* [What the task requires]:
Work through the data line by line, gathering every line that has the word "subscribers".

── Listed records

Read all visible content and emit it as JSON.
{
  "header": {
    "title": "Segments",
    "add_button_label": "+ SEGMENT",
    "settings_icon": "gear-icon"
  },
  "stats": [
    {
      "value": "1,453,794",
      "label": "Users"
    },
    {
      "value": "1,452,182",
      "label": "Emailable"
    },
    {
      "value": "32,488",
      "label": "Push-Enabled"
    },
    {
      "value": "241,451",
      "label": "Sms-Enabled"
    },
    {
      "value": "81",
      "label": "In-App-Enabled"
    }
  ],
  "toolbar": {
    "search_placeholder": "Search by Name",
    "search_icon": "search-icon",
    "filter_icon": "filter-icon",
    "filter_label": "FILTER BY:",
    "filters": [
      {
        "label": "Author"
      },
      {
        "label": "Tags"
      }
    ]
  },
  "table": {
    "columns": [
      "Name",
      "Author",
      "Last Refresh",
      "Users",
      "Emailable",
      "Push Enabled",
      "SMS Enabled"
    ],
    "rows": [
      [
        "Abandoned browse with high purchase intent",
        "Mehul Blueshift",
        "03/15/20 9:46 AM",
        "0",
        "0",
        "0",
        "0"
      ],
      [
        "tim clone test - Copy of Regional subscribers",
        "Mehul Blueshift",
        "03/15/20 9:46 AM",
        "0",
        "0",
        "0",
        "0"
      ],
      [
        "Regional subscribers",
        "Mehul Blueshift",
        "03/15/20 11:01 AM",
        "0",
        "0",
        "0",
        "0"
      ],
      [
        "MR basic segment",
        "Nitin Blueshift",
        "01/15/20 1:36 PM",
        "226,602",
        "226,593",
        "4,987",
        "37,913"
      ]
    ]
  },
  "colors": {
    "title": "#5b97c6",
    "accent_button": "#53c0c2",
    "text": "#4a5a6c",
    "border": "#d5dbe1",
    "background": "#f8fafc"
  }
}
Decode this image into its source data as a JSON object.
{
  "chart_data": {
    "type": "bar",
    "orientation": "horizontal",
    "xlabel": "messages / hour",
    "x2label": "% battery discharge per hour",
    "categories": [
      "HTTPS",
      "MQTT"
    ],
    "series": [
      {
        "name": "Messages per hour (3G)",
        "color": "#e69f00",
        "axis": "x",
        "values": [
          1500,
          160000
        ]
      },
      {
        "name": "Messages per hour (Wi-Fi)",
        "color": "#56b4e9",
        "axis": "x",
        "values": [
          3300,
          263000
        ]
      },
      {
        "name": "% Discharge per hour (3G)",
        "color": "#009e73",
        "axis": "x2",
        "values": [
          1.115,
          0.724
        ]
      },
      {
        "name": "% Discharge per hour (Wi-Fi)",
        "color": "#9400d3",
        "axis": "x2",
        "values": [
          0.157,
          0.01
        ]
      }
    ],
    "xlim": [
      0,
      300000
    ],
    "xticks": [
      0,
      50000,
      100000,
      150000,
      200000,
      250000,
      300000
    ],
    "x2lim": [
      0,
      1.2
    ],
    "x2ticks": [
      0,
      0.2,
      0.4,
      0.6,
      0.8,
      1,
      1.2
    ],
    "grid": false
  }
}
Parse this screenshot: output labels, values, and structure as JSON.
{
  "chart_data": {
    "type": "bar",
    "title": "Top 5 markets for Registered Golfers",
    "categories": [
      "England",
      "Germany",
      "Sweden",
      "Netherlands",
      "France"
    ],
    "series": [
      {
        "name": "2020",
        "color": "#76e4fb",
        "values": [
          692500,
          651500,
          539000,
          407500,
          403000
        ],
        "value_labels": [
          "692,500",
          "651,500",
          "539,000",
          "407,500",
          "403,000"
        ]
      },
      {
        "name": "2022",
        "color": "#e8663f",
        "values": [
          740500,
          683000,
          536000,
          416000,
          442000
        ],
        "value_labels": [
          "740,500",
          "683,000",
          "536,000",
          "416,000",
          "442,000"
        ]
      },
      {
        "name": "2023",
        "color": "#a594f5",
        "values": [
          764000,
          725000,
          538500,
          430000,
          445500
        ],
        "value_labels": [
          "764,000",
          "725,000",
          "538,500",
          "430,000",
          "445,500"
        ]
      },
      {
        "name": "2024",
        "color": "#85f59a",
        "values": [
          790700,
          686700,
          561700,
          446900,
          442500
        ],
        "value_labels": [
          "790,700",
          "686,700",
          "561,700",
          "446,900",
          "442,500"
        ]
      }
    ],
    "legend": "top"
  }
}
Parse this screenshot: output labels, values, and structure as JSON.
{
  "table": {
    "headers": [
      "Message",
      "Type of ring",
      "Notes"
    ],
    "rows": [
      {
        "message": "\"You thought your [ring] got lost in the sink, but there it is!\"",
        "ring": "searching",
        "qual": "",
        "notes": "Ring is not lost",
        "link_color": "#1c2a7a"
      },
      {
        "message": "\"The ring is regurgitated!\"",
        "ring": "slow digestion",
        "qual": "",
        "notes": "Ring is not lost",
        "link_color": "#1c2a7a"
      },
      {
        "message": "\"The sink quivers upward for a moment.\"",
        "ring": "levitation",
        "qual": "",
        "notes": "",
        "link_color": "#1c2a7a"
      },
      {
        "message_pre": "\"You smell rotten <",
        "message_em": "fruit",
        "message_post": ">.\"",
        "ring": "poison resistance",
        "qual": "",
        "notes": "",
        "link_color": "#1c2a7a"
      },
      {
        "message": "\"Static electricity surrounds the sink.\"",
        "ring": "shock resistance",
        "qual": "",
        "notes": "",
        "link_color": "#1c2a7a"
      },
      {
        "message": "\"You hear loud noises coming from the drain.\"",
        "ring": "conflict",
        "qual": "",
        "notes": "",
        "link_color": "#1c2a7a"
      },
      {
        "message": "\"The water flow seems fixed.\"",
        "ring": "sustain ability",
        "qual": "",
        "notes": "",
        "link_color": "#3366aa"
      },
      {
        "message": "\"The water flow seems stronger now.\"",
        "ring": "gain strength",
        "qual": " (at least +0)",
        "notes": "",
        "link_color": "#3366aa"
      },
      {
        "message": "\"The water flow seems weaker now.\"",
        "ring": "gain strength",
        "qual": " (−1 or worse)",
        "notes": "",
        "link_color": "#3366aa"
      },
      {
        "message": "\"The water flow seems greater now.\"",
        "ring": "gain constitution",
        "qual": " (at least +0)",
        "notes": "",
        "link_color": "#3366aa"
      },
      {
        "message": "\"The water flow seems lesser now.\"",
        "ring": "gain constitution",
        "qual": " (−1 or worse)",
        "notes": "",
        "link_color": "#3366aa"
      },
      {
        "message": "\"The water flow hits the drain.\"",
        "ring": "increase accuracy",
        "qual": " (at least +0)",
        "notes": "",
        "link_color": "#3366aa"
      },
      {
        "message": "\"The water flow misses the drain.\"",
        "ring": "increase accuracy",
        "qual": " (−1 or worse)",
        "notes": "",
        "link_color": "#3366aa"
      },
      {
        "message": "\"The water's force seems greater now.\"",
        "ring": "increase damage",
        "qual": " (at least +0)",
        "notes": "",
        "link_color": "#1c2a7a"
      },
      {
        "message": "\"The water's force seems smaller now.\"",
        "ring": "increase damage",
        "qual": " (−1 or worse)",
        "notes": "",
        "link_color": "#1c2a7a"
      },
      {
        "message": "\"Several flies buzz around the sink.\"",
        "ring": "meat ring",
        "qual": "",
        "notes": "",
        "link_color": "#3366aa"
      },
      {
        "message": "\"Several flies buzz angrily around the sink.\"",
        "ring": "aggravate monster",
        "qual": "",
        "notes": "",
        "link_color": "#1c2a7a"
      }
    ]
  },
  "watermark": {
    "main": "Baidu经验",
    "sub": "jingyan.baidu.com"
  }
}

────

* [Answer in full]:
        "tim clone test - Copy of Regional subscribers",
        "Regional subscribers",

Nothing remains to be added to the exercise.